**DIRECTIONS FOR THIS TASK:** Can you find the lines of the listing that include "they" and copy every one?

**DATA FOR THIS TASK:**
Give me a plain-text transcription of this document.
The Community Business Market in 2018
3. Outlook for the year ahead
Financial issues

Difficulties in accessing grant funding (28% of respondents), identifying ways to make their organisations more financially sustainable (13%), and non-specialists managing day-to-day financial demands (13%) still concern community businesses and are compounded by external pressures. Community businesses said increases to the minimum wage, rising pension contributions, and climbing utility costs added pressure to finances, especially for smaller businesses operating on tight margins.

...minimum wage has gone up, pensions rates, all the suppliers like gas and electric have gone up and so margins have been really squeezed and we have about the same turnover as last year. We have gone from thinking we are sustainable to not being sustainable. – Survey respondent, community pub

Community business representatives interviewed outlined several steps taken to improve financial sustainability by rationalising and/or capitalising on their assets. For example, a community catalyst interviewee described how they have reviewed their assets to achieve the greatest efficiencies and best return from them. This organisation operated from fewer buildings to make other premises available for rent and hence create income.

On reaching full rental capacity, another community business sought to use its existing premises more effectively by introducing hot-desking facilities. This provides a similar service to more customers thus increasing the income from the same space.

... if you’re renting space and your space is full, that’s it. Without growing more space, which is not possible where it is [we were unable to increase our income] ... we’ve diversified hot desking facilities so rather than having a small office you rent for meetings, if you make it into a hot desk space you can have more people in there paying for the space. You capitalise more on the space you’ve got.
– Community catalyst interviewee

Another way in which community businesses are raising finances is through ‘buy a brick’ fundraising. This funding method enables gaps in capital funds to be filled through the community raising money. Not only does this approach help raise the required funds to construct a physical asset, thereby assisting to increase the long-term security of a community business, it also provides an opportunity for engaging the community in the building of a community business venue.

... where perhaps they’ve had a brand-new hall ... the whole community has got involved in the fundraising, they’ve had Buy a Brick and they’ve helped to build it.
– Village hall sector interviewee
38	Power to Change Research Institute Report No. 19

**RESPONSE TO THIS TASK:**
Community business representatives interviewed outlined several steps taken to improve financial sustainability by rationalising and/or capitalising on their assets. For example, a community catalyst interviewee described how they have reviewed their assets to achieve the greatest efficiencies and best return from them. This organisation operated from fewer buildings to make other premises available for rent and hence create income.
... where perhaps they’ve had a brand-new hall ... the whole community has got involved in the fundraising, they’ve had Buy a Brick and they’ve helped to build it.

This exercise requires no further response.